Directions:
Take from the listing each line that has the string "right".

Records for the task:
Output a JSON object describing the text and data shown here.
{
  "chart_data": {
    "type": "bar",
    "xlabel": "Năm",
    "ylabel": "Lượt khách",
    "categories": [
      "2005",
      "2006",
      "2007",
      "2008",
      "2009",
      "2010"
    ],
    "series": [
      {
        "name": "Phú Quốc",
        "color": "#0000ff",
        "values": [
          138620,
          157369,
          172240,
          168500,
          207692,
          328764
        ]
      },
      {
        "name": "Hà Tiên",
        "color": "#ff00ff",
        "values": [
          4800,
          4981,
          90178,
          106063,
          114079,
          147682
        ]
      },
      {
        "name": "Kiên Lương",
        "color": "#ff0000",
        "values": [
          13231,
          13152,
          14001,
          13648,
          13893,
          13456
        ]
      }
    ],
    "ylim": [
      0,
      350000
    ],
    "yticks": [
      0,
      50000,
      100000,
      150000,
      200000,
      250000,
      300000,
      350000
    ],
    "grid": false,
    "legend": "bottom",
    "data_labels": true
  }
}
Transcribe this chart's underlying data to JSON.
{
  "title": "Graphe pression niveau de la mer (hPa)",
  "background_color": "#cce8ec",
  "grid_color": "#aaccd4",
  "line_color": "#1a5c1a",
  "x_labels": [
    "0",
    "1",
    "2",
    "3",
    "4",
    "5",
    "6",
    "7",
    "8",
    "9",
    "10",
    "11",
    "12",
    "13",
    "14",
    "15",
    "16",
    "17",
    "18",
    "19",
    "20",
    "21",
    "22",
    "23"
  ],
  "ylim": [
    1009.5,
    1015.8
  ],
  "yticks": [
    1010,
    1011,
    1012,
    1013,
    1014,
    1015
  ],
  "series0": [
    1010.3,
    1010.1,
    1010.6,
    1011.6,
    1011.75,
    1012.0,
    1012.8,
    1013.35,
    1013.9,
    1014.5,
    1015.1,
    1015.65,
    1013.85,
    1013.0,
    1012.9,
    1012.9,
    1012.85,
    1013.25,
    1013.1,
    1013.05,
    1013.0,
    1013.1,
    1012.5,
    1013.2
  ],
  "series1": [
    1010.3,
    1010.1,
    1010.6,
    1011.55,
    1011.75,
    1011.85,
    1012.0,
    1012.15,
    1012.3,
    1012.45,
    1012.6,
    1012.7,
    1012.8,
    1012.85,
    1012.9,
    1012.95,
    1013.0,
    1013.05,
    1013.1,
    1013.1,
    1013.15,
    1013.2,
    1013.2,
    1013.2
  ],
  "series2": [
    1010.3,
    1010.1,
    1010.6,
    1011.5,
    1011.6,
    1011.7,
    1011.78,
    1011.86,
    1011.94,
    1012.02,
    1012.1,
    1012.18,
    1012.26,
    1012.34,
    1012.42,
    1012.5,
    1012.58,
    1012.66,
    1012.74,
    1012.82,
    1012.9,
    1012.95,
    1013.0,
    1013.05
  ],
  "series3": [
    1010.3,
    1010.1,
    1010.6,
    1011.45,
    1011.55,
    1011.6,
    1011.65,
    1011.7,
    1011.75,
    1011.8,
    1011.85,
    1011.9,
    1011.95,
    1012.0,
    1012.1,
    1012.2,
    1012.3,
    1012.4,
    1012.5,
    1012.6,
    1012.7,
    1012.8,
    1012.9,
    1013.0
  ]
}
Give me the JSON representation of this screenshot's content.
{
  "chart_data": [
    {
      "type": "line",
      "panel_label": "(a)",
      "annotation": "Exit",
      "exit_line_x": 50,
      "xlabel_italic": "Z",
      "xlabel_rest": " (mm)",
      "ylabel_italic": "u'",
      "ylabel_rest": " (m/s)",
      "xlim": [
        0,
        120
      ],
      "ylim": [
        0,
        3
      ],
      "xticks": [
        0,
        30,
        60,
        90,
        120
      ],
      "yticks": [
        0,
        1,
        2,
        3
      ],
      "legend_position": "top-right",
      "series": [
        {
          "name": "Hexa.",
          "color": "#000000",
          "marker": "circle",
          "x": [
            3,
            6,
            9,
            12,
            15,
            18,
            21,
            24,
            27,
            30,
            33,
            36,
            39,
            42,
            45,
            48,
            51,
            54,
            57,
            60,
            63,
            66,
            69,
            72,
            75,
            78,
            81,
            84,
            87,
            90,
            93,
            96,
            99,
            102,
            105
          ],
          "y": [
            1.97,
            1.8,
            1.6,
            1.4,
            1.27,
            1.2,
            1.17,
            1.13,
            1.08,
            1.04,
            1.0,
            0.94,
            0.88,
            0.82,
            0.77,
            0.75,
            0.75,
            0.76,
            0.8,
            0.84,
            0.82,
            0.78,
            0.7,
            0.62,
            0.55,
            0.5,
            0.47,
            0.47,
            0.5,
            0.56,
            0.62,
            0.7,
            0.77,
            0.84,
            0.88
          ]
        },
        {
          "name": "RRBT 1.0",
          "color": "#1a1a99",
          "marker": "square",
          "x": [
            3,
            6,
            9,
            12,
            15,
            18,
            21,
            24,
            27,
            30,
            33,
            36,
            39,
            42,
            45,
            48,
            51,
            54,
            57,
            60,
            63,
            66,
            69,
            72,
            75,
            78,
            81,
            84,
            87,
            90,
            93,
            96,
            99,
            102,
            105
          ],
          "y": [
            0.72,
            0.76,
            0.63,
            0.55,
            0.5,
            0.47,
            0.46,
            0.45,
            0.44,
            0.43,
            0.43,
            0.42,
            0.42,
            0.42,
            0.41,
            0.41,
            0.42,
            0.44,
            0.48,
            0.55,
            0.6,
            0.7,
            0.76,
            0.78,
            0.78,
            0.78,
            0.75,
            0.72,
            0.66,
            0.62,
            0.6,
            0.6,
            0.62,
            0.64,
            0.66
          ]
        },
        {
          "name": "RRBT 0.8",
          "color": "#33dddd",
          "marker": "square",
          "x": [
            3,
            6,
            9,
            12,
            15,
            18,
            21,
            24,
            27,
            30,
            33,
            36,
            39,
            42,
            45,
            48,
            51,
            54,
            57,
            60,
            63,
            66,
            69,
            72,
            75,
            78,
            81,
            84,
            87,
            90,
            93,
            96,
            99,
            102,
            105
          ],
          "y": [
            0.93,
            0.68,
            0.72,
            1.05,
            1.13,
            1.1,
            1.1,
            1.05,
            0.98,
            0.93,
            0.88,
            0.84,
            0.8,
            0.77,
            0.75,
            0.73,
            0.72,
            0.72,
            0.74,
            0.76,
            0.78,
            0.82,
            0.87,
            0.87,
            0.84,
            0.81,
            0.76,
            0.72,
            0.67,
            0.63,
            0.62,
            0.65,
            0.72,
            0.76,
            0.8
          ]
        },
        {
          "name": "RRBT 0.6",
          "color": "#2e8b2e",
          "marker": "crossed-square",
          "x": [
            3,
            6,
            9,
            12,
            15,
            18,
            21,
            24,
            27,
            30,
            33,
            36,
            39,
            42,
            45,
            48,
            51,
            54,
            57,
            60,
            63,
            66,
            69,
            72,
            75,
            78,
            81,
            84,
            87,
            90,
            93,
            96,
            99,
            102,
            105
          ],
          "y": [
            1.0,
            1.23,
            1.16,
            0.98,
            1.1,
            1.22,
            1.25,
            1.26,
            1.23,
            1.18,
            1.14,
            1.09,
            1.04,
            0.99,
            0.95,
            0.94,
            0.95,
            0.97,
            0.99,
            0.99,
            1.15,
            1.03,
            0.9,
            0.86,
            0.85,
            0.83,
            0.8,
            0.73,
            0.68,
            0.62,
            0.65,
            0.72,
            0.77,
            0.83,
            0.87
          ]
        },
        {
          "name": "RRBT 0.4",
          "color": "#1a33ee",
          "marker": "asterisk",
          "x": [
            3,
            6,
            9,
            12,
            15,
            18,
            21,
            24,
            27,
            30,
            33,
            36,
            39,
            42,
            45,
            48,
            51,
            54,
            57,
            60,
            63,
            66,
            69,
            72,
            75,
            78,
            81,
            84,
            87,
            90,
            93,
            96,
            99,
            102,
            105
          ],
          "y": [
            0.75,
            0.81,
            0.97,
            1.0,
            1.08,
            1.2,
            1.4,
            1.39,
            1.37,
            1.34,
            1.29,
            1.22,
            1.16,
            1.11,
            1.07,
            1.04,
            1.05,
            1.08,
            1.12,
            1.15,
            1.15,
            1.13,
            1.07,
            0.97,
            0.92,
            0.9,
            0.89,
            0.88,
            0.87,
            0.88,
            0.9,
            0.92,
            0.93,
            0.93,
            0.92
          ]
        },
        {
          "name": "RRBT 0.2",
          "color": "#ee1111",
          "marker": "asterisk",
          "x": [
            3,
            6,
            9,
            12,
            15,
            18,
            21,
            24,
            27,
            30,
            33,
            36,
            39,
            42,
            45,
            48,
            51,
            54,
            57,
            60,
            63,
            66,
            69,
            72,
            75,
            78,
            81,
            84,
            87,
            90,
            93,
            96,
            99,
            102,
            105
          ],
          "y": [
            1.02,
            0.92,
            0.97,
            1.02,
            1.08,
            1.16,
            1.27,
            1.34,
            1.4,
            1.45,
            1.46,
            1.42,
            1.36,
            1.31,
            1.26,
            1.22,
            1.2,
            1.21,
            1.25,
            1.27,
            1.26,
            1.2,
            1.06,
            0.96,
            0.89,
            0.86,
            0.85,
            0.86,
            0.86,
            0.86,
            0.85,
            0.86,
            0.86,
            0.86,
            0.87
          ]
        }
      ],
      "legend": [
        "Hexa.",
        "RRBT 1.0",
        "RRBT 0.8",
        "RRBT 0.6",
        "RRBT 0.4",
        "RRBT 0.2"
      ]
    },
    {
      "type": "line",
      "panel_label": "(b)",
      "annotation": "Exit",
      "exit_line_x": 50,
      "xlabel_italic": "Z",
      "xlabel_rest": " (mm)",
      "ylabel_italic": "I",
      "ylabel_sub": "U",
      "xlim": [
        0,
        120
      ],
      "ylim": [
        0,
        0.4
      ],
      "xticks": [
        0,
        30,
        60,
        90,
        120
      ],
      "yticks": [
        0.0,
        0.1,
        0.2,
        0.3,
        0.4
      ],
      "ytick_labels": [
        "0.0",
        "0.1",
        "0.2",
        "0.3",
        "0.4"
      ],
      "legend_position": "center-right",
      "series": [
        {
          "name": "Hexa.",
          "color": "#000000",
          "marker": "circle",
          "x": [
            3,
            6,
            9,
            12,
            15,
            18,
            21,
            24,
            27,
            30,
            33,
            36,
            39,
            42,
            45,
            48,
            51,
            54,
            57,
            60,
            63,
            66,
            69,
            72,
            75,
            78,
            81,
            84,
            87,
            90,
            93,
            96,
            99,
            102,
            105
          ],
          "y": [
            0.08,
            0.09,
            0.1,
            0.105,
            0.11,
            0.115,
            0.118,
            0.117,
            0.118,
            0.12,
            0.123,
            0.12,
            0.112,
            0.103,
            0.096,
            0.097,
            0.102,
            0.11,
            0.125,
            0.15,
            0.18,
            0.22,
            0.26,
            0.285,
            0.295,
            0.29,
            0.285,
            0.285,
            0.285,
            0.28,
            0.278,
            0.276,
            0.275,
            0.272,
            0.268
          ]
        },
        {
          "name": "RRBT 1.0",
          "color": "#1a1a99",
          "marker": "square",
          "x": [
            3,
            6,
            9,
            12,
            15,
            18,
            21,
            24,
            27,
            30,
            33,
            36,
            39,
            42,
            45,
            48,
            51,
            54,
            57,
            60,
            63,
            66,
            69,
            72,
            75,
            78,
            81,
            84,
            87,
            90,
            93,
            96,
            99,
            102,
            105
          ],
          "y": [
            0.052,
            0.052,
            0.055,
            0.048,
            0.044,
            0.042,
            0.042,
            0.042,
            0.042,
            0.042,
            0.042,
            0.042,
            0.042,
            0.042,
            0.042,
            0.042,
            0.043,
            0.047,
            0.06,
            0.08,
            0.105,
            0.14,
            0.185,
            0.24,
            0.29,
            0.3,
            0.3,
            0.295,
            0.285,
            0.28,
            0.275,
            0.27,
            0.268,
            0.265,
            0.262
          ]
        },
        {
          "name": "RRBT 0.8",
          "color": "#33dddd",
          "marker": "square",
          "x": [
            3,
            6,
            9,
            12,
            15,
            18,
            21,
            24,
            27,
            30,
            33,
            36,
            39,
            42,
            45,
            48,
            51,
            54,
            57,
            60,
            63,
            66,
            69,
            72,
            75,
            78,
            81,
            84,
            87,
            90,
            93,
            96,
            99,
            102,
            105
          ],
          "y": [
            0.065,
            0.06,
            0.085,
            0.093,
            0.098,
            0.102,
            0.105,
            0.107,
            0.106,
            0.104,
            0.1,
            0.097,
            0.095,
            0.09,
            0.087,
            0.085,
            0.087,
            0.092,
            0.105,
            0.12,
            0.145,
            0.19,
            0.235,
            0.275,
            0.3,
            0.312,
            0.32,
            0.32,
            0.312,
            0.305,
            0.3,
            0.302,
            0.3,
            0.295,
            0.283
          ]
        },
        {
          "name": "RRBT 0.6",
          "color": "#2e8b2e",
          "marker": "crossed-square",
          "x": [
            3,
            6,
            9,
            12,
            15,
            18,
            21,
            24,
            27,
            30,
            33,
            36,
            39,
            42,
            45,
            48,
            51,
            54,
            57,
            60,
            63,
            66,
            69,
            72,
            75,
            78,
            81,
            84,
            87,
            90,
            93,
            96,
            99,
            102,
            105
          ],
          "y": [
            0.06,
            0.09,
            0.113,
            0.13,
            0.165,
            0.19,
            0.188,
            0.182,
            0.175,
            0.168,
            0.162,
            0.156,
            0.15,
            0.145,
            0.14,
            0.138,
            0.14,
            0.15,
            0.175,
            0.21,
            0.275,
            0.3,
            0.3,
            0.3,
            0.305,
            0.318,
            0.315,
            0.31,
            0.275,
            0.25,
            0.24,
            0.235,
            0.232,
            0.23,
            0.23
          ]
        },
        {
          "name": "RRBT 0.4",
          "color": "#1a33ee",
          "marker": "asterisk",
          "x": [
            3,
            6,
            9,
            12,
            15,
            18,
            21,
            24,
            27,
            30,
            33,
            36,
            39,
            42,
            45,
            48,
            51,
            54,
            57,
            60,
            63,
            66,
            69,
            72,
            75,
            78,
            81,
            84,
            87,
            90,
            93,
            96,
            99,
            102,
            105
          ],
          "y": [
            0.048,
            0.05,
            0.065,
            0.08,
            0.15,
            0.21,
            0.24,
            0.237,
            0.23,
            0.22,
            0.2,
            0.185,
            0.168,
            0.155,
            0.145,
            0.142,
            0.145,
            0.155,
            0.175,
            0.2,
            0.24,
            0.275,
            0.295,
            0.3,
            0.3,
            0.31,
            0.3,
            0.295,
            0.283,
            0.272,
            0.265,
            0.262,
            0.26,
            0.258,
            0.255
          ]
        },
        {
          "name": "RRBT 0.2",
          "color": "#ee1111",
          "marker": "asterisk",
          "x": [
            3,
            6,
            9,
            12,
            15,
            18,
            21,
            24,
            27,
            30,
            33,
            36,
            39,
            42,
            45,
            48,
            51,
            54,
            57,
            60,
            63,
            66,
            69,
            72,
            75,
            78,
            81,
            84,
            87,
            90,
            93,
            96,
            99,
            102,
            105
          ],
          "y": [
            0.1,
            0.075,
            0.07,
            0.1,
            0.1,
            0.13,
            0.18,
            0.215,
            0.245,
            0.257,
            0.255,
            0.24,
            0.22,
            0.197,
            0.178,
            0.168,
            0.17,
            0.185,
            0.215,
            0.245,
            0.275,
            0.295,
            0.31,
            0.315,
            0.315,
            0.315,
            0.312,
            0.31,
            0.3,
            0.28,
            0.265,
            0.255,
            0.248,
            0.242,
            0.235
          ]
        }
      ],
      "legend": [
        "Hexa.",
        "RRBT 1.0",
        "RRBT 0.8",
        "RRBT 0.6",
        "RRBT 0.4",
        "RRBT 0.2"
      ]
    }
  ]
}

Exercise result:
      "legend_position": "top-right",
      "legend_position": "center-right",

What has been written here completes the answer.